Rewrite the material below with "electrolytic solution" replaced by "liquid electrolyte" and everything else left the same. Leave out the pictures.
-- begin Excerpted data --
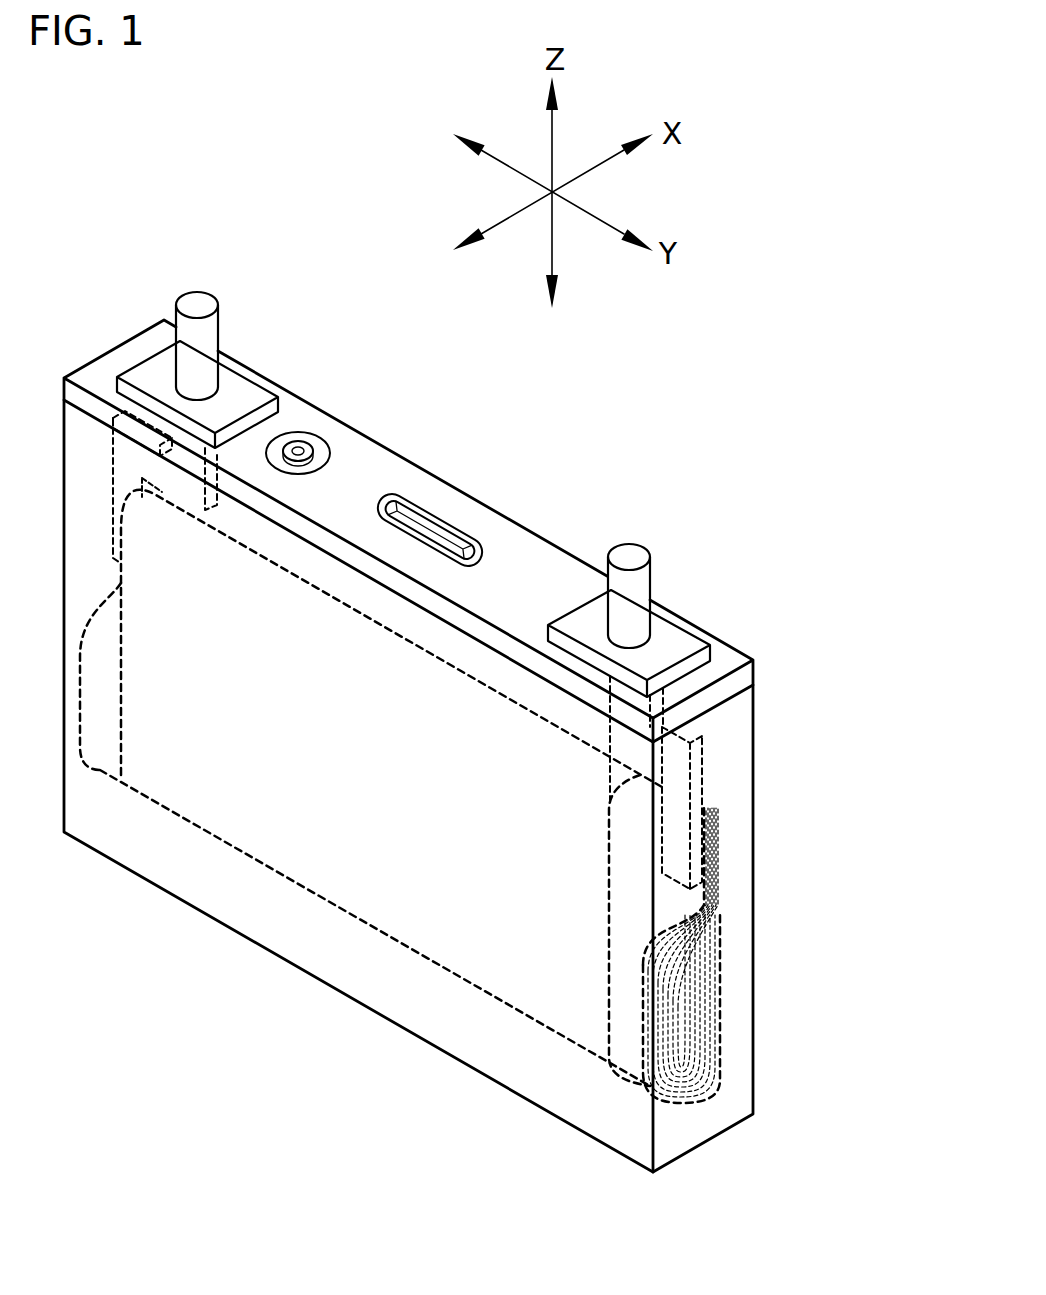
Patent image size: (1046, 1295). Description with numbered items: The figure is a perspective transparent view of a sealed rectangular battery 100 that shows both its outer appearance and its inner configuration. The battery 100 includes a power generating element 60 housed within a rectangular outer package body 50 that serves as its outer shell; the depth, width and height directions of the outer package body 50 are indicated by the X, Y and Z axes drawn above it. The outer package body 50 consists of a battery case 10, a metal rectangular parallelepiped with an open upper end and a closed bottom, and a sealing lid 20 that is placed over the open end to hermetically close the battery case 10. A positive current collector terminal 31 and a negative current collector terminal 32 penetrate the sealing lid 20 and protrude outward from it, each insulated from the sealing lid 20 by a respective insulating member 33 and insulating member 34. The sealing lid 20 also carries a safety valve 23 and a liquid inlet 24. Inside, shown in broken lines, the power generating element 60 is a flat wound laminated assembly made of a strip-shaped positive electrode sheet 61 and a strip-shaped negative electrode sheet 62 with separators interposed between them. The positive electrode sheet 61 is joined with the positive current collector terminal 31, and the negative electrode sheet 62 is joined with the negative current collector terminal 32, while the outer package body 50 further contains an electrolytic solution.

The battery 100 is at (598, 437).
The battery case 10 is at (745, 767).
The sealing lid 20 is at (748, 677).
The outer package body 50 is at (825, 663).
The safety valve 23 is at (428, 525).
The liquid inlet 24 is at (298, 443).
The positive current collector terminal 31 is at (117, 479).
The negative current collector terminal 32 is at (690, 843).
The insulating member 33 is at (240, 392).
The insulating member 34 is at (673, 638).
The power generating element 60 is at (338, 890).
The positive electrode sheet 61 is at (110, 765).
The negative electrode sheet 62 is at (615, 1032).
-- end Excerpted data --
• _Output for this task_:
Patent image size: (1046, 1295). Description with numbered items: The figure is a perspective transparent view of a sealed rectangular battery 100 that shows both its outer appearance and its inner configuration. The battery 100 includes a power generating element 60 housed within a rectangular outer package body 50 that serves as its outer shell; the depth, width and height directions of the outer package body 50 are indicated by the X, Y and Z axes drawn above it. The outer package body 50 consists of a battery case 10, a metal rectangular parallelepiped with an open upper end and a closed bottom, and a sealing lid 20 that is placed over the open end to hermetically close the battery case 10. A positive current collector terminal 31 and a negative current collector terminal 32 penetrate the sealing lid 20 and protrude outward from it, each insulated from the sealing lid 20 by a respective insulating member 33 and insulating member 34. The sealing lid 20 also carries a safety valve 23 and a liquid inlet 24. Inside, shown in broken lines, the power generating element 60 is a flat wound laminated assembly made of a strip-shaped positive electrode sheet 61 and a strip-shaped negative electrode sheet 62 with separators interposed between them. The positive electrode sheet 61 is joined with the positive current collector terminal 31, and the negative electrode sheet 62 is joined with the negative current collector terminal 32, while the outer package body 50 further contains an liquid electrolyte.

The battery 100 is at (598, 437).
The battery case 10 is at (745, 767).
The sealing lid 20 is at (748, 677).
The outer package body 50 is at (825, 663).
The safety valve 23 is at (428, 525).
The liquid inlet 24 is at (298, 443).
The positive current collector terminal 31 is at (117, 479).
The negative current collector terminal 32 is at (690, 843).
The insulating member 33 is at (240, 392).
The insulating member 34 is at (673, 638).
The power generating element 60 is at (338, 890).
The positive electrode sheet 61 is at (110, 765).
The negative electrode sheet 62 is at (615, 1032).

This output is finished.